##### Extrait du texte
Les gorets de Twitter
Par ennui ou pour jouer les caïds de bac à sable, certains twittos cherchent à blesser gratuitement. Sans penser aux conséquences.
Un faux profil Twitter, composé d’un pseudo passepartout et illustré d’une photo de suricate. C’est la couverture que nous avons choisie pour infiltrer le monde peu ragoûtant des twittos malveillants. Ces énergumènes qui, au lieu de nourrir les conversations en ligne, préfèrent pourrir les fils de discussion. Notre camouflage se fond assez bien dans le décor, l’anonymat constituant la règle chez ceux qui publient des images déplacées et agressives, ou tiennent des propos fascisants. Même notre compte vide de contenu ne formalise personne car, chez ces provocateurs, les profils sont voués à disparaître et réapparaître au gré des vagues de signalements. Le plus difficile ? Trouver les rares twittos injurieux dont l’option « message privé » reste ouverte pour entrer en contact avec eux directement. Au petit bonheur la chance, nous lançons des amorces de discussion, comme autant d’hameçons. Lequel mordra le premier ? Lequel consentira ainsi à nous expliquer ses motivations ?
DES PETITS MOUTONS NUISIBLES. L’un d’entre eux se fait appeler Nono_36. On l’apprendra plus tard, ce chiffre porté en étendard correspond au nombre de bannissements que cet adepte de l’insulte gratuite se targue d’avoir obtenu sur Twitter. Lorsqu’un « raid numérique » se prépare, son truc à lui consiste à rejoindre la meute pour participer à l’attaque groupée en ligne contre une cible. N’importe laquelle. Petit mouton nuisible, il ne témoigne d’aucune forme de culpabilité. Regrettant juste le temps où Twitter n’avait pas encore durci sa politique de modération. Entre décembre 2016 et décembre 2018, le taux de tweets signalés étudiés sous vingt-quatre heures pour être supprimés est en effet passé de 20 % à 90 % – une hausse significative, selon les chiffres livrés en février 2019 par la Commission européenne(1). Mais Twitter continue de jouer au mauvais élève, avec seulement 43,5 % de contenus effacés, contre 82,4 % pour Facebook et 85,4 % pour YouTube, selon la même source.
##########
##### Données sources
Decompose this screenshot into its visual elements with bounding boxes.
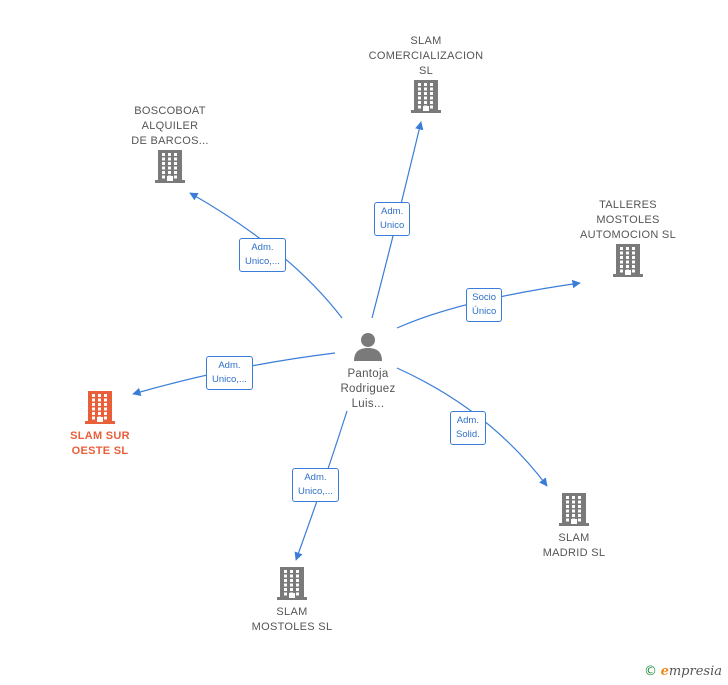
##########
- **Consignes à suivre**
• a. Répondez à ces questions sur le texte sur les gorets de Twitter :
(i) De quelle photo le faux profil Twitter est-il illustré ?
(ii) À quoi correspond le chiffre dans le pseudo « Nono_36 » ?
(iii) Selon la Commission européenne, quel pourcentage de contenus Twitter a-t-il effacé ?
• b. Recopiez le passage du texte sur les gorets de Twitter qui s’ouvre sur les mots contenant "Les gorets de" et se ferme sur "penser aux conséquences.", en substituant "internautes" à "twittos".

- **Réponses successives**
• a.
(i) D’une photo de suricate.
(ii) Au nombre de bannissements qu’il se targue d’avoir obtenu sur Twitter.
(iii) 43,5 %.

• b.
Les gorets de Twitter
Par ennui ou pour jouer les caïds de bac à sable, certains internautes cherchent à blesser gratuitement. Sans penser aux conséquences.